▸ GOAL: Show every line where "ylabel" occurs.

──────

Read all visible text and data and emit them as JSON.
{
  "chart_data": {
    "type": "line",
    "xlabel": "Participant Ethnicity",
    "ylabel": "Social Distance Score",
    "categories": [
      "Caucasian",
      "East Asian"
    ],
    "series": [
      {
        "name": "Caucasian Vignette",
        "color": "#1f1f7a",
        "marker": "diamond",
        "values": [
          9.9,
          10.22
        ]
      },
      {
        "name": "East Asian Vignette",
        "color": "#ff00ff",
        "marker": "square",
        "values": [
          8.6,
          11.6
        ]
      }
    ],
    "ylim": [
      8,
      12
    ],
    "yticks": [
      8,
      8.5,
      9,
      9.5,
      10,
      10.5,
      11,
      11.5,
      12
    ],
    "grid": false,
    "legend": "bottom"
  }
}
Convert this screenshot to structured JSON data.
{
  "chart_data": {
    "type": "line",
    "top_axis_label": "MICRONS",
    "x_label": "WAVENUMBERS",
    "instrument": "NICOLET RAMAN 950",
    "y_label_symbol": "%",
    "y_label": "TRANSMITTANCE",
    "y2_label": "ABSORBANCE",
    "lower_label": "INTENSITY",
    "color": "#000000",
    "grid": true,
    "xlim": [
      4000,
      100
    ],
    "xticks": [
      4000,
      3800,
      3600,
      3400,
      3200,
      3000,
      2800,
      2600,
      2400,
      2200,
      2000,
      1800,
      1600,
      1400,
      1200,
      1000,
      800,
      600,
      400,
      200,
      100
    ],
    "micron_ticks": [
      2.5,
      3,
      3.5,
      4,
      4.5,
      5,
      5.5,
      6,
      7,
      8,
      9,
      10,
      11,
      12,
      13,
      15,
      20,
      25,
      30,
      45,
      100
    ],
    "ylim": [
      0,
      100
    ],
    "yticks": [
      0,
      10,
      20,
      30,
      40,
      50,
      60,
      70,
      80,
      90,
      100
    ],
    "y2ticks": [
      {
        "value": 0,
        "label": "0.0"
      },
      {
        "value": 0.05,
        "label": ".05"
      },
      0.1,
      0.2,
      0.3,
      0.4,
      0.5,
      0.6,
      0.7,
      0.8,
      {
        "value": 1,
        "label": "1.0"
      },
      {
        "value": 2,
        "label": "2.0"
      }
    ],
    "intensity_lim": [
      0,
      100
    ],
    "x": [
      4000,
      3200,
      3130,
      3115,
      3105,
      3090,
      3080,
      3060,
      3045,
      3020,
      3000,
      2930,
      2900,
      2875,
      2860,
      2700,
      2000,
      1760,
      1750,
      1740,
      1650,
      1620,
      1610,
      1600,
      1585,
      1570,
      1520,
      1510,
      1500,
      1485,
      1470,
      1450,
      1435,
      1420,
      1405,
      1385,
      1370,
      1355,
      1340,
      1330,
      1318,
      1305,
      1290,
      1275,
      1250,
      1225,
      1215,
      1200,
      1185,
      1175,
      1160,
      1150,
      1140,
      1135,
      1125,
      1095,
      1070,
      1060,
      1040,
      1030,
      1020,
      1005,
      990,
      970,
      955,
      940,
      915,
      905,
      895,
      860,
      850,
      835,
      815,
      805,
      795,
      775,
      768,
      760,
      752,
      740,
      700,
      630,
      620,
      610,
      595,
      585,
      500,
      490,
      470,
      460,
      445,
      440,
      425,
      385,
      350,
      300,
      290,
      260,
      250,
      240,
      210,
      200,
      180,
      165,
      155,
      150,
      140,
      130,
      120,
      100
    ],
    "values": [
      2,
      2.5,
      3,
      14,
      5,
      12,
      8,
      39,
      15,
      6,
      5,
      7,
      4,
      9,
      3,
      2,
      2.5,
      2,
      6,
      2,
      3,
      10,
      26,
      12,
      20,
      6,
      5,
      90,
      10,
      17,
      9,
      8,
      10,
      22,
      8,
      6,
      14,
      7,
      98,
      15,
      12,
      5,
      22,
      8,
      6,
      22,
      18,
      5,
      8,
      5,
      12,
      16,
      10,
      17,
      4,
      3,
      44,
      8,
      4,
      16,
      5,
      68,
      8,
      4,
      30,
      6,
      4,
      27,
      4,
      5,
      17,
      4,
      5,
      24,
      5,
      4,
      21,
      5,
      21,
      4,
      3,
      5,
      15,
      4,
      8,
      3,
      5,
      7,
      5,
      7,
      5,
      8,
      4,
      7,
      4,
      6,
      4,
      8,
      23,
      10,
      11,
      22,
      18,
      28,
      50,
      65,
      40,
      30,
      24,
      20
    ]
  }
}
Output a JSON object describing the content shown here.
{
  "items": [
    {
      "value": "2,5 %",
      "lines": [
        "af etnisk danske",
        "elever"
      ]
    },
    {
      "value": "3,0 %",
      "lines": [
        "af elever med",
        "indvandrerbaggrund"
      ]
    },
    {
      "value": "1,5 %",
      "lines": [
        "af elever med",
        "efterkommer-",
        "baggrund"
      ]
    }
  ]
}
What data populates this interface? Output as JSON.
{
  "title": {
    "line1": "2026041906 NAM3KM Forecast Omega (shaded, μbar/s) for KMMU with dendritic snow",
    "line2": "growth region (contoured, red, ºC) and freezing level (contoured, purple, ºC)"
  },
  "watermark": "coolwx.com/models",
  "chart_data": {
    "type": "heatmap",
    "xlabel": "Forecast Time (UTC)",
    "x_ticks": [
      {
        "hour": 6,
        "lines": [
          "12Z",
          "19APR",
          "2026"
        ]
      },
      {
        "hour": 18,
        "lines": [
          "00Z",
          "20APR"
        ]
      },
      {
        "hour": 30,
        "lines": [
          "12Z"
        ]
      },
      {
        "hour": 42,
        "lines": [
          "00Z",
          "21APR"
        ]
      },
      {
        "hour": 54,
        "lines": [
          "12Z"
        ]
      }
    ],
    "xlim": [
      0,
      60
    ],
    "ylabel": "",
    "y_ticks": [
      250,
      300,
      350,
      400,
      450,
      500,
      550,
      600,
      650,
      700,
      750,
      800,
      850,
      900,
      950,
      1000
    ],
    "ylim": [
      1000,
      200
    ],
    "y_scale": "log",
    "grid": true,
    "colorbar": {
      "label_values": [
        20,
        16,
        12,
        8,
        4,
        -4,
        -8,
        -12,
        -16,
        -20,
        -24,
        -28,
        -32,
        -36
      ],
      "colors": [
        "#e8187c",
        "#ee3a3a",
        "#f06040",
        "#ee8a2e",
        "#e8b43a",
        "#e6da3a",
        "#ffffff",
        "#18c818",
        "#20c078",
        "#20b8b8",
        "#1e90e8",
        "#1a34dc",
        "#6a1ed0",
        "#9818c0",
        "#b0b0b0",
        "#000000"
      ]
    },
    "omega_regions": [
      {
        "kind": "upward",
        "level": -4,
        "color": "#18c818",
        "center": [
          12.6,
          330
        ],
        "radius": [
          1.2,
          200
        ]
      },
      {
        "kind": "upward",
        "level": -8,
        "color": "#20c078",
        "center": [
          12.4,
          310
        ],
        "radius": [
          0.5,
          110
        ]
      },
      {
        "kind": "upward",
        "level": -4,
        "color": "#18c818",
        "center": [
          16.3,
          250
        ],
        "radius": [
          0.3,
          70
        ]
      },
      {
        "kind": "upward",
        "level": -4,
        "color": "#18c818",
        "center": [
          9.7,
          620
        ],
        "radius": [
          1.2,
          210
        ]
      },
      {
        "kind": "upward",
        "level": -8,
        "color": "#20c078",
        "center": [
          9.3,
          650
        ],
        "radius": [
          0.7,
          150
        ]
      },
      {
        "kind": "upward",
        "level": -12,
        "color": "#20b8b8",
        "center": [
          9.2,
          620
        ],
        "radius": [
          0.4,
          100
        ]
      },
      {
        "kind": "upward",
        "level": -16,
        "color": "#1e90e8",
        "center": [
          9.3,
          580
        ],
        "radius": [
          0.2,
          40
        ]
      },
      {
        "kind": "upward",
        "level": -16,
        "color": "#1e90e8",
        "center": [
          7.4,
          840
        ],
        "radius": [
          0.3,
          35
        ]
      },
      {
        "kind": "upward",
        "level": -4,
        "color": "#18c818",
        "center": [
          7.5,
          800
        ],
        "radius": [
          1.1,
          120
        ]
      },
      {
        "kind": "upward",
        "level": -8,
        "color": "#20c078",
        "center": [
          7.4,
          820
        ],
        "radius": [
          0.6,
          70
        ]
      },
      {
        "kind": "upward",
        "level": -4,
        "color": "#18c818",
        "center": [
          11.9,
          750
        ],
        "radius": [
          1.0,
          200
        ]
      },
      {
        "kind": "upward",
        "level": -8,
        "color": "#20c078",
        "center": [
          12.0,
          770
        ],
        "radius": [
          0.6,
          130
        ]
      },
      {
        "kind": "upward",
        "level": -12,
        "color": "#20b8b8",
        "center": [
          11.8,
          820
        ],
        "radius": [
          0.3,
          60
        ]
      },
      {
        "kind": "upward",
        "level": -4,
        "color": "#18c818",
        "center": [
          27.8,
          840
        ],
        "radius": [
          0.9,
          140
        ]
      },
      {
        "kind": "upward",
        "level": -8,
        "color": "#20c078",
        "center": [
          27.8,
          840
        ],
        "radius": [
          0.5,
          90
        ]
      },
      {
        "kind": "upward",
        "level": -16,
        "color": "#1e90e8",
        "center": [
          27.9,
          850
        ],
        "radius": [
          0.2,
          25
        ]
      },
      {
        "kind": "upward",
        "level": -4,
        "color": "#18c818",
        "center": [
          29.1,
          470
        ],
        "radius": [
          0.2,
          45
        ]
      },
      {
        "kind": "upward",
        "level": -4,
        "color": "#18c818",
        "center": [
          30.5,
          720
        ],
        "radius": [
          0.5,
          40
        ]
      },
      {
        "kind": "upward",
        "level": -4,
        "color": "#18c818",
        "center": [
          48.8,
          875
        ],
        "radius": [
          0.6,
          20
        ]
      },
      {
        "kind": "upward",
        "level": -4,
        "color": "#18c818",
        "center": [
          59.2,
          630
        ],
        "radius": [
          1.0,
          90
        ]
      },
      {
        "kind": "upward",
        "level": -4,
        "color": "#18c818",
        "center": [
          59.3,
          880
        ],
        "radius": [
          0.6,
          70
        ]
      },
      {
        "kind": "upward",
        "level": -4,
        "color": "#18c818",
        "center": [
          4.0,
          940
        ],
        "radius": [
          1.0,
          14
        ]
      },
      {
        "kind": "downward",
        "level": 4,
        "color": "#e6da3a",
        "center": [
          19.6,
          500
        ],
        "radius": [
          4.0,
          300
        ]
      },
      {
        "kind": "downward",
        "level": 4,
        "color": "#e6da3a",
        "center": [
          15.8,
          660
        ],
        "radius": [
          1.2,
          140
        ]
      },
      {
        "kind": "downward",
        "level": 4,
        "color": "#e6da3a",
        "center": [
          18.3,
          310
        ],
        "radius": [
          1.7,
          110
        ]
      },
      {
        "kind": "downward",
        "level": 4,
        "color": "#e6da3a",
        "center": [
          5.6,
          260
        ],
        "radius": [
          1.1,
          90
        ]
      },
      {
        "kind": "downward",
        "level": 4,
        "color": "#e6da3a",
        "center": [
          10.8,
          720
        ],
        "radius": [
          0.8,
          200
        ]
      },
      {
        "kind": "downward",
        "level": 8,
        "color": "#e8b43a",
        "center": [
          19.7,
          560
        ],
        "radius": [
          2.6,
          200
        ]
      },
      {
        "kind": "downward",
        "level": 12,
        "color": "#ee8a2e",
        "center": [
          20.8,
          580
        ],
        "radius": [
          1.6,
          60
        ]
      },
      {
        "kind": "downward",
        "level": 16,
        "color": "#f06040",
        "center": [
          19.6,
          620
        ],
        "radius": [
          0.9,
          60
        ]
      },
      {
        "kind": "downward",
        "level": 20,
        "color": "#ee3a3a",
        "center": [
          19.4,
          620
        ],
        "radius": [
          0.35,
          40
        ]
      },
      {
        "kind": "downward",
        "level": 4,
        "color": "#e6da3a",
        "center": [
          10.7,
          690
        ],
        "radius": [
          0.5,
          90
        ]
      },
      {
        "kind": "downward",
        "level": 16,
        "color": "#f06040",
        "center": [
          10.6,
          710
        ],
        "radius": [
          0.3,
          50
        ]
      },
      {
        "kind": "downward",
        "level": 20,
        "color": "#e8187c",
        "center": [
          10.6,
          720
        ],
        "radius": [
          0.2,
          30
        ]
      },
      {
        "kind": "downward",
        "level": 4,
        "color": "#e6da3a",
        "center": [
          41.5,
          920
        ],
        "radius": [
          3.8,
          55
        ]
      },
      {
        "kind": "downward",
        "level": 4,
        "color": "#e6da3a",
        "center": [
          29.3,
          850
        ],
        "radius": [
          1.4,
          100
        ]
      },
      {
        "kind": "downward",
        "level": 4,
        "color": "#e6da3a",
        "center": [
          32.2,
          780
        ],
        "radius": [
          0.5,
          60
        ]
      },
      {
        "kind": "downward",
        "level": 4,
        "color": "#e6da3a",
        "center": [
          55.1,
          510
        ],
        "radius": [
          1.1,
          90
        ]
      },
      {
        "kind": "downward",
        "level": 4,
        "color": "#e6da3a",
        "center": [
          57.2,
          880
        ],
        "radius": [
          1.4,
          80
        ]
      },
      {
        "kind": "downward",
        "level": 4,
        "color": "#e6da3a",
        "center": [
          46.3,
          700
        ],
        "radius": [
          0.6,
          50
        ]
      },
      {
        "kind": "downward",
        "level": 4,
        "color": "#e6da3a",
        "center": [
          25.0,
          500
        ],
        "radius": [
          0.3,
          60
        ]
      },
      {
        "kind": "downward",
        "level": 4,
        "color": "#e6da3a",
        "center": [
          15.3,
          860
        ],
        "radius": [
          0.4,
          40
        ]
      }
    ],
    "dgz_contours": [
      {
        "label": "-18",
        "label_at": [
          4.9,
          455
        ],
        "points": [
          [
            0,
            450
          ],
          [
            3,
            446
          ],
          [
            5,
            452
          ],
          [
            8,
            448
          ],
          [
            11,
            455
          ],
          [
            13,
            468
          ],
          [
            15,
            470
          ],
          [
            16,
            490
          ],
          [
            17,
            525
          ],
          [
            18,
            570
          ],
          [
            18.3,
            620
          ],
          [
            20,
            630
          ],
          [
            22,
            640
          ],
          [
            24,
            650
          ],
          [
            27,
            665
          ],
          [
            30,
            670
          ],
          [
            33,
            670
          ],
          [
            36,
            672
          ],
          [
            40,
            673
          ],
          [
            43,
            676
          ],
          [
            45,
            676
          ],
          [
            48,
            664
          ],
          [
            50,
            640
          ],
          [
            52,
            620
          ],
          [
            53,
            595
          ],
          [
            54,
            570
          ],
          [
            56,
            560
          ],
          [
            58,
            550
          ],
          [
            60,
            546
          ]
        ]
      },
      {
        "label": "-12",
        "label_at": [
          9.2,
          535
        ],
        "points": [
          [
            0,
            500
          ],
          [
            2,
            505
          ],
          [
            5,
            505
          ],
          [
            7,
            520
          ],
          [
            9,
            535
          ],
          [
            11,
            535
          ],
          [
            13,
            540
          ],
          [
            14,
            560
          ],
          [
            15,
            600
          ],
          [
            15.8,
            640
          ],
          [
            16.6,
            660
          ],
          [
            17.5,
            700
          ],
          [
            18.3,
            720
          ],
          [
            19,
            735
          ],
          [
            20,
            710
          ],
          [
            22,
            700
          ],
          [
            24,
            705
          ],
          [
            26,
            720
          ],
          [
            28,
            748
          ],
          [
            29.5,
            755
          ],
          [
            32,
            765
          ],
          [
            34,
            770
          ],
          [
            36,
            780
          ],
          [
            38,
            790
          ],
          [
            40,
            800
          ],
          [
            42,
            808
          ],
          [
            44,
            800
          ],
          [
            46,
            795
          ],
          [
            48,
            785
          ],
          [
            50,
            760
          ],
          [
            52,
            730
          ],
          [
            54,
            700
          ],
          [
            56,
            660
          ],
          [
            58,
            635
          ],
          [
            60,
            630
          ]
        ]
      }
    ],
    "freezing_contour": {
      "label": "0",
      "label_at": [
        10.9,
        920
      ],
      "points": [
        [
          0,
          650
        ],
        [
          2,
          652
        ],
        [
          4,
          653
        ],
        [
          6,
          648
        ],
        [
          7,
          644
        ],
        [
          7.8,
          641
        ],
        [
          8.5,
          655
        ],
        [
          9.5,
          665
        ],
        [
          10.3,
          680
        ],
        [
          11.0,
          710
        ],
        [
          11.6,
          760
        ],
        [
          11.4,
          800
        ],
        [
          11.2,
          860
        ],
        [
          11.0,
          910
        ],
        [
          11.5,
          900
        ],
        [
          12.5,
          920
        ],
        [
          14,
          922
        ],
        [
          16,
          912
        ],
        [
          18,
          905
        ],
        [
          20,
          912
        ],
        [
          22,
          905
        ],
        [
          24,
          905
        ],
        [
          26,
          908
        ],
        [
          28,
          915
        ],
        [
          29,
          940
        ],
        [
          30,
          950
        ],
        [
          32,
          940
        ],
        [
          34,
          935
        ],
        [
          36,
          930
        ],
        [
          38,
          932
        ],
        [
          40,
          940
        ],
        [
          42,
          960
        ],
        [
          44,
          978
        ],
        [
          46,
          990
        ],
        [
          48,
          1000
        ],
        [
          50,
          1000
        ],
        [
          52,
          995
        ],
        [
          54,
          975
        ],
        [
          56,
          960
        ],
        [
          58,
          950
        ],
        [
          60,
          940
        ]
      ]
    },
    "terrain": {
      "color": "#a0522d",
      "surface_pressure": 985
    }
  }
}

──────

▸ REPLY TO THE TASK:
    "ylabel": "Social Distance Score",
    "ylabel": "",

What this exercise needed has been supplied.